> _Aim of the exercise_: Repeat the whole listing exactly as written.

> _Supplied material_:
++++++++++++++++++++
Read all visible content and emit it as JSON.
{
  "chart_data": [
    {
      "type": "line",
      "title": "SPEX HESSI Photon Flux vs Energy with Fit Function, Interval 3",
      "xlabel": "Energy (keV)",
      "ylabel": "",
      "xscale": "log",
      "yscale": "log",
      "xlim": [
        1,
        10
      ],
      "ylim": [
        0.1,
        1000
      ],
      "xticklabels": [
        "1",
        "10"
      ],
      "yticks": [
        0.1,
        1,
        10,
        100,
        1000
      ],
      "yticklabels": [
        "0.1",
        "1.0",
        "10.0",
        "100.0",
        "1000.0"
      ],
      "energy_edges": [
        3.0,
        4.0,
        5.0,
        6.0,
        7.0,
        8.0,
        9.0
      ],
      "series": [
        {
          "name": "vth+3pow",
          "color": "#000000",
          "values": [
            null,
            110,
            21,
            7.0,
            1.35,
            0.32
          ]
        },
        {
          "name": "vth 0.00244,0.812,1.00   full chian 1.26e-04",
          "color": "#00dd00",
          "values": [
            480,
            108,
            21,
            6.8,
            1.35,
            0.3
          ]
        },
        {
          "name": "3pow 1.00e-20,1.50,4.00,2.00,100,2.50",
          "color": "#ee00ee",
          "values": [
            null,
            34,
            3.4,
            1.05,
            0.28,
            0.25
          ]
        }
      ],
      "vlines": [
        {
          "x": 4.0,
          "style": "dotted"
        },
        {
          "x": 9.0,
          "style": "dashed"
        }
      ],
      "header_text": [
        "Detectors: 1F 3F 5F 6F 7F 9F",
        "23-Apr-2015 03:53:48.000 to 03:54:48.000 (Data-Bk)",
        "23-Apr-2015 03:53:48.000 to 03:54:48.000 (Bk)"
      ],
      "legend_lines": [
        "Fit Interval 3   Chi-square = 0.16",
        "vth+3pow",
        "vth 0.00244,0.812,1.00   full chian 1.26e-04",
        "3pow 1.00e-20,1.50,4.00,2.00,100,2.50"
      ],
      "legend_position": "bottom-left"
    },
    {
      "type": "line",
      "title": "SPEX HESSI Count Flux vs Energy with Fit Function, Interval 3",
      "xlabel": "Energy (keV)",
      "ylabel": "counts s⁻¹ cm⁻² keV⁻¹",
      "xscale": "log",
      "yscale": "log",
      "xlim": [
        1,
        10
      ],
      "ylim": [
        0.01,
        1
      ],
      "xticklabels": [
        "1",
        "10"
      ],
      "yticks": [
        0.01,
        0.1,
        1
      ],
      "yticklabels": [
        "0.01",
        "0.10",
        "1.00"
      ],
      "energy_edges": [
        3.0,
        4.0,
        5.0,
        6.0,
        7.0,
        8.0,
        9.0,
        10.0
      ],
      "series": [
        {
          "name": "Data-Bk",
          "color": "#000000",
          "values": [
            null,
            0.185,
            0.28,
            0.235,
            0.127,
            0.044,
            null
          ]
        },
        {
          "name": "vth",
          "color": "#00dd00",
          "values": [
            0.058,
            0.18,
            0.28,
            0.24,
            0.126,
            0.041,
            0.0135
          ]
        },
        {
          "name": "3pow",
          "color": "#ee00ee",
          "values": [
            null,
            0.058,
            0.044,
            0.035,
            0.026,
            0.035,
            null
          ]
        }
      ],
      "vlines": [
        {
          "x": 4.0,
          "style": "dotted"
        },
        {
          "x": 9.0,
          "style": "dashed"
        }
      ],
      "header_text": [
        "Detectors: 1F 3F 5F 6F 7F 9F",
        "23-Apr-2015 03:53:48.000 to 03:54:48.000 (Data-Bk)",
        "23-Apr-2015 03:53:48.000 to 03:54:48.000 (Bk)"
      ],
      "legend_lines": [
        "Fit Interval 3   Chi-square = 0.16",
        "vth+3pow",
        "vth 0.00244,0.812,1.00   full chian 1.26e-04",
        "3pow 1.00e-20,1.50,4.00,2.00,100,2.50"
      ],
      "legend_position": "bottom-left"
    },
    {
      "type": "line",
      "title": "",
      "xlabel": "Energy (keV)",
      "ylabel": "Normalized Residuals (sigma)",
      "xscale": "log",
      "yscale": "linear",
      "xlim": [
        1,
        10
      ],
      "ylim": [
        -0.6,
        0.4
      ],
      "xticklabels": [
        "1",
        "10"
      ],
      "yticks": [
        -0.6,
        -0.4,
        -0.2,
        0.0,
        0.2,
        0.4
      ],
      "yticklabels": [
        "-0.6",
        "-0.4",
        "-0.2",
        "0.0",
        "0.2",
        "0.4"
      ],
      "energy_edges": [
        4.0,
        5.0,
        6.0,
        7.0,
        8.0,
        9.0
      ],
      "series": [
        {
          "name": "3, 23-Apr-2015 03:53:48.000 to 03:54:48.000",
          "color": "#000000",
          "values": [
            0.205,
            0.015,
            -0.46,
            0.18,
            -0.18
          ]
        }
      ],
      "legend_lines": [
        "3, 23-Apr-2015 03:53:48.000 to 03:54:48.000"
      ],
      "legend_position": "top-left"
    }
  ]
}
++++++++++++++++++++
> _Full output_:
Read all visible content and emit it as JSON.
{
  "chart_data": [
    {
      "type": "line",
      "title": "SPEX HESSI Photon Flux vs Energy with Fit Function, Interval 3",
      "xlabel": "Energy (keV)",
      "ylabel": "",
      "xscale": "log",
      "yscale": "log",
      "xlim": [
        1,
        10
      ],
      "ylim": [
        0.1,
        1000
      ],
      "xticklabels": [
        "1",
        "10"
      ],
      "yticks": [
        0.1,
        1,
        10,
        100,
        1000
      ],
      "yticklabels": [
        "0.1",
        "1.0",
        "10.0",
        "100.0",
        "1000.0"
      ],
      "energy_edges": [
        3.0,
        4.0,
        5.0,
        6.0,
        7.0,
        8.0,
        9.0
      ],
      "series": [
        {
          "name": "vth+3pow",
          "color": "#000000",
          "values": [
            null,
            110,
            21,
            7.0,
            1.35,
            0.32
          ]
        },
        {
          "name": "vth 0.00244,0.812,1.00   full chian 1.26e-04",
          "color": "#00dd00",
          "values": [
            480,
            108,
            21,
            6.8,
            1.35,
            0.3
          ]
        },
        {
          "name": "3pow 1.00e-20,1.50,4.00,2.00,100,2.50",
          "color": "#ee00ee",
          "values": [
            null,
            34,
            3.4,
            1.05,
            0.28,
            0.25
          ]
        }
      ],
      "vlines": [
        {
          "x": 4.0,
          "style": "dotted"
        },
        {
          "x": 9.0,
          "style": "dashed"
        }
      ],
      "header_text": [
        "Detectors: 1F 3F 5F 6F 7F 9F",
        "23-Apr-2015 03:53:48.000 to 03:54:48.000 (Data-Bk)",
        "23-Apr-2015 03:53:48.000 to 03:54:48.000 (Bk)"
      ],
      "legend_lines": [
        "Fit Interval 3   Chi-square = 0.16",
        "vth+3pow",
        "vth 0.00244,0.812,1.00   full chian 1.26e-04",
        "3pow 1.00e-20,1.50,4.00,2.00,100,2.50"
      ],
      "legend_position": "bottom-left"
    },
    {
      "type": "line",
      "title": "SPEX HESSI Count Flux vs Energy with Fit Function, Interval 3",
      "xlabel": "Energy (keV)",
      "ylabel": "counts s⁻¹ cm⁻² keV⁻¹",
      "xscale": "log",
      "yscale": "log",
      "xlim": [
        1,
        10
      ],
      "ylim": [
        0.01,
        1
      ],
      "xticklabels": [
        "1",
        "10"
      ],
      "yticks": [
        0.01,
        0.1,
        1
      ],
      "yticklabels": [
        "0.01",
        "0.10",
        "1.00"
      ],
      "energy_edges": [
        3.0,
        4.0,
        5.0,
        6.0,
        7.0,
        8.0,
        9.0,
        10.0
      ],
      "series": [
        {
          "name": "Data-Bk",
          "color": "#000000",
          "values": [
            null,
            0.185,
            0.28,
            0.235,
            0.127,
            0.044,
            null
          ]
        },
        {
          "name": "vth",
          "color": "#00dd00",
          "values": [
            0.058,
            0.18,
            0.28,
            0.24,
            0.126,
            0.041,
            0.0135
          ]
        },
        {
          "name": "3pow",
          "color": "#ee00ee",
          "values": [
            null,
            0.058,
            0.044,
            0.035,
            0.026,
            0.035,
            null
          ]
        }
      ],
      "vlines": [
        {
          "x": 4.0,
          "style": "dotted"
        },
        {
          "x": 9.0,
          "style": "dashed"
        }
      ],
      "header_text": [
        "Detectors: 1F 3F 5F 6F 7F 9F",
        "23-Apr-2015 03:53:48.000 to 03:54:48.000 (Data-Bk)",
        "23-Apr-2015 03:53:48.000 to 03:54:48.000 (Bk)"
      ],
      "legend_lines": [
        "Fit Interval 3   Chi-square = 0.16",
        "vth+3pow",
        "vth 0.00244,0.812,1.00   full chian 1.26e-04",
        "3pow 1.00e-20,1.50,4.00,2.00,100,2.50"
      ],
      "legend_position": "bottom-left"
    },
    {
      "type": "line",
      "title": "",
      "xlabel": "Energy (keV)",
      "ylabel": "Normalized Residuals (sigma)",
      "xscale": "log",
      "yscale": "linear",
      "xlim": [
        1,
        10
      ],
      "ylim": [
        -0.6,
        0.4
      ],
      "xticklabels": [
        "1",
        "10"
      ],
      "yticks": [
        -0.6,
        -0.4,
        -0.2,
        0.0,
        0.2,
        0.4
      ],
      "yticklabels": [
        "-0.6",
        "-0.4",
        "-0.2",
        "0.0",
        "0.2",
        "0.4"
      ],
      "energy_edges": [
        4.0,
        5.0,
        6.0,
        7.0,
        8.0,
        9.0
      ],
      "series": [
        {
          "name": "3, 23-Apr-2015 03:53:48.000 to 03:54:48.000",
          "color": "#000000",
          "values": [
            0.205,
            0.015,
            -0.46,
            0.18,
            -0.18
          ]
        }
      ],
      "legend_lines": [
        "3, 23-Apr-2015 03:53:48.000 to 03:54:48.000"
      ],
      "legend_position": "top-left"
    }
  ]
}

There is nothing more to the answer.